Write out all of the data without omission, exactly as shown.

(Extracted data entries)
○ ○ ○ ○
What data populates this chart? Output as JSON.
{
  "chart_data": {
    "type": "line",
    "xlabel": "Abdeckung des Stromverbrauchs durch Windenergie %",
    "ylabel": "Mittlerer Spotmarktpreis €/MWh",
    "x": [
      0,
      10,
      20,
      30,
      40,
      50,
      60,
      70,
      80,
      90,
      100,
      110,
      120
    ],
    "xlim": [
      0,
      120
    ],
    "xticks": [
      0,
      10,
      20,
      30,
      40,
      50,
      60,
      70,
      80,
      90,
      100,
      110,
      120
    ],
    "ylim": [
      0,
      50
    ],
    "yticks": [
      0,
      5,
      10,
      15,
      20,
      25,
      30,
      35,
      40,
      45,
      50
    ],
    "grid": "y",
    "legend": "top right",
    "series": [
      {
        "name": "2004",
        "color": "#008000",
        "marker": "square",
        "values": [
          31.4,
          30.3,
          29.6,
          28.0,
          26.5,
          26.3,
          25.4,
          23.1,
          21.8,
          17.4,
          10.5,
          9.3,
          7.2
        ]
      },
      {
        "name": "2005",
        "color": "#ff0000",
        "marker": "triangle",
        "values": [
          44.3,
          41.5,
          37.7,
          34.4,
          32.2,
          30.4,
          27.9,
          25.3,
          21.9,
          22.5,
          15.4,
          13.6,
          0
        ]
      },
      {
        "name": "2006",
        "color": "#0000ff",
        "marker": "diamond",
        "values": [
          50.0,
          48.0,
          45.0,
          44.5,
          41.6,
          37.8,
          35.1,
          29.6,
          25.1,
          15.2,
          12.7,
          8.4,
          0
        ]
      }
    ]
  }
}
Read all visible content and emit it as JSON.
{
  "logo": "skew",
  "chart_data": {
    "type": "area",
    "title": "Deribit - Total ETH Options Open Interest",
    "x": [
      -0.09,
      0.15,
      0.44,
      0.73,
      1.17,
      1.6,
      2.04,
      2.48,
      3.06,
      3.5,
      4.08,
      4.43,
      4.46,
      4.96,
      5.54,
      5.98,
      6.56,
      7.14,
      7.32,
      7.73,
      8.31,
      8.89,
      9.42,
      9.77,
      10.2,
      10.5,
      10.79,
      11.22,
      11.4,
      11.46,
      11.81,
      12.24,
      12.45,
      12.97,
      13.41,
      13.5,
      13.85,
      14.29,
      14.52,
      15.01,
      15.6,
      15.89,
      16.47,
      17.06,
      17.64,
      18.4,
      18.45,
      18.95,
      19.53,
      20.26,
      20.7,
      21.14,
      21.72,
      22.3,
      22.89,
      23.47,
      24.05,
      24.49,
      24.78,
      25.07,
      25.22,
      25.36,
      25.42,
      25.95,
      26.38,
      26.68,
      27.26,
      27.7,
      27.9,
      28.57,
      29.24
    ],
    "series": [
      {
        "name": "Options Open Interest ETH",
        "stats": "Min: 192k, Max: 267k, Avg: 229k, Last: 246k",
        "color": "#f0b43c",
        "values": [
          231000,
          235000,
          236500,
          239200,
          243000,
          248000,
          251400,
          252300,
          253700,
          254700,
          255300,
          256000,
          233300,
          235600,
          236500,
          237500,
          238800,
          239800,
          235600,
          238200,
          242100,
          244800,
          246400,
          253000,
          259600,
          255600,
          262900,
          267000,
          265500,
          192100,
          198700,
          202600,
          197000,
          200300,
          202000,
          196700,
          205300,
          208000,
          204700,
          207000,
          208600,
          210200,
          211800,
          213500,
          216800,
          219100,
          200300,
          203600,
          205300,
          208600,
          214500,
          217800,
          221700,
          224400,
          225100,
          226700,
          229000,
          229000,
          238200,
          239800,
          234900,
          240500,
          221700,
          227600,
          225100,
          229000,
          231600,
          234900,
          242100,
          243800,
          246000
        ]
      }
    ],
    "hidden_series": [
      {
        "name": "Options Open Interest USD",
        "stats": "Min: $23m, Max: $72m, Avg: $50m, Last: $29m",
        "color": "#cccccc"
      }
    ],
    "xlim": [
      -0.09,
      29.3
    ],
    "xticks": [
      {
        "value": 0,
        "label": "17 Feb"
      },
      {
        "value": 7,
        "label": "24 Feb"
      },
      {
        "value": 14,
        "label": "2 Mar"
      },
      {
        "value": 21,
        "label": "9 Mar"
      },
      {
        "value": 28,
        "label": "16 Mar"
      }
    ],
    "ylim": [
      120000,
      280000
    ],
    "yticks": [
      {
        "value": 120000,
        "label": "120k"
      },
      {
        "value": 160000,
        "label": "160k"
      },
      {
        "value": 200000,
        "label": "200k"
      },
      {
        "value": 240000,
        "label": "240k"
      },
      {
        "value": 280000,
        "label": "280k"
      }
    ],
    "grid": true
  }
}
○ ○ ○ ○
Task response —
What data populates this chart? Output as JSON.
{
  "chart_data": {
    "type": "line",
    "xlabel": "Abdeckung des Stromverbrauchs durch Windenergie %",
    "ylabel": "Mittlerer Spotmarktpreis €/MWh",
    "x": [
      0,
      10,
      20,
      30,
      40,
      50,
      60,
      70,
      80,
      90,
      100,
      110,
      120
    ],
    "xlim": [
      0,
      120
    ],
    "xticks": [
      0,
      10,
      20,
      30,
      40,
      50,
      60,
      70,
      80,
      90,
      100,
      110,
      120
    ],
    "ylim": [
      0,
      50
    ],
    "yticks": [
      0,
      5,
      10,
      15,
      20,
      25,
      30,
      35,
      40,
      45,
      50
    ],
    "grid": "y",
    "legend": "top right",
    "series": [
      {
        "name": "2004",
        "color": "#008000",
        "marker": "square",
        "values": [
          31.4,
          30.3,
          29.6,
          28.0,
          26.5,
          26.3,
          25.4,
          23.1,
          21.8,
          17.4,
          10.5,
          9.3,
          7.2
        ]
      },
      {
        "name": "2005",
        "color": "#ff0000",
        "marker": "triangle",
        "values": [
          44.3,
          41.5,
          37.7,
          34.4,
          32.2,
          30.4,
          27.9,
          25.3,
          21.9,
          22.5,
          15.4,
          13.6,
          0
        ]
      },
      {
        "name": "2006",
        "color": "#0000ff",
        "marker": "diamond",
        "values": [
          50.0,
          48.0,
          45.0,
          44.5,
          41.6,
          37.8,
          35.1,
          29.6,
          25.1,
          15.2,
          12.7,
          8.4,
          0
        ]
      }
    ]
  }
}
Read all visible content and emit it as JSON.
{
  "logo": "skew",
  "chart_data": {
    "type": "area",
    "title": "Deribit - Total ETH Options Open Interest",
    "x": [
      -0.09,
      0.15,
      0.44,
      0.73,
      1.17,
      1.6,
      2.04,
      2.48,
      3.06,
      3.5,
      4.08,
      4.43,
      4.46,
      4.96,
      5.54,
      5.98,
      6.56,
      7.14,
      7.32,
      7.73,
      8.31,
      8.89,
      9.42,
      9.77,
      10.2,
      10.5,
      10.79,
      11.22,
      11.4,
      11.46,
      11.81,
      12.24,
      12.45,
      12.97,
      13.41,
      13.5,
      13.85,
      14.29,
      14.52,
      15.01,
      15.6,
      15.89,
      16.47,
      17.06,
      17.64,
      18.4,
      18.45,
      18.95,
      19.53,
      20.26,
      20.7,
      21.14,
      21.72,
      22.3,
      22.89,
      23.47,
      24.05,
      24.49,
      24.78,
      25.07,
      25.22,
      25.36,
      25.42,
      25.95,
      26.38,
      26.68,
      27.26,
      27.7,
      27.9,
      28.57,
      29.24
    ],
    "series": [
      {
        "name": "Options Open Interest ETH",
        "stats": "Min: 192k, Max: 267k, Avg: 229k, Last: 246k",
        "color": "#f0b43c",
        "values": [
          231000,
          235000,
          236500,
          239200,
          243000,
          248000,
          251400,
          252300,
          253700,
          254700,
          255300,
          256000,
          233300,
          235600,
          236500,
          237500,
          238800,
          239800,
          235600,
          238200,
          242100,
          244800,
          246400,
          253000,
          259600,
          255600,
          262900,
          267000,
          265500,
          192100,
          198700,
          202600,
          197000,
          200300,
          202000,
          196700,
          205300,
          208000,
          204700,
          207000,
          208600,
          210200,
          211800,
          213500,
          216800,
          219100,
          200300,
          203600,
          205300,
          208600,
          214500,
          217800,
          221700,
          224400,
          225100,
          226700,
          229000,
          229000,
          238200,
          239800,
          234900,
          240500,
          221700,
          227600,
          225100,
          229000,
          231600,
          234900,
          242100,
          243800,
          246000
        ]
      }
    ],
    "hidden_series": [
      {
        "name": "Options Open Interest USD",
        "stats": "Min: $23m, Max: $72m, Avg: $50m, Last: $29m",
        "color": "#cccccc"
      }
    ],
    "xlim": [
      -0.09,
      29.3
    ],
    "xticks": [
      {
        "value": 0,
        "label": "17 Feb"
      },
      {
        "value": 7,
        "label": "24 Feb"
      },
      {
        "value": 14,
        "label": "2 Mar"
      },
      {
        "value": 21,
        "label": "9 Mar"
      },
      {
        "value": 28,
        "label": "16 Mar"
      }
    ],
    "ylim": [
      120000,
      280000
    ],
    "yticks": [
      {
        "value": 120000,
        "label": "120k"
      },
      {
        "value": 160000,
        "label": "160k"
      },
      {
        "value": 200000,
        "label": "200k"
      },
      {
        "value": 240000,
        "label": "240k"
      },
      {
        "value": 280000,
        "label": "280k"
      }
    ],
    "grid": true
  }
}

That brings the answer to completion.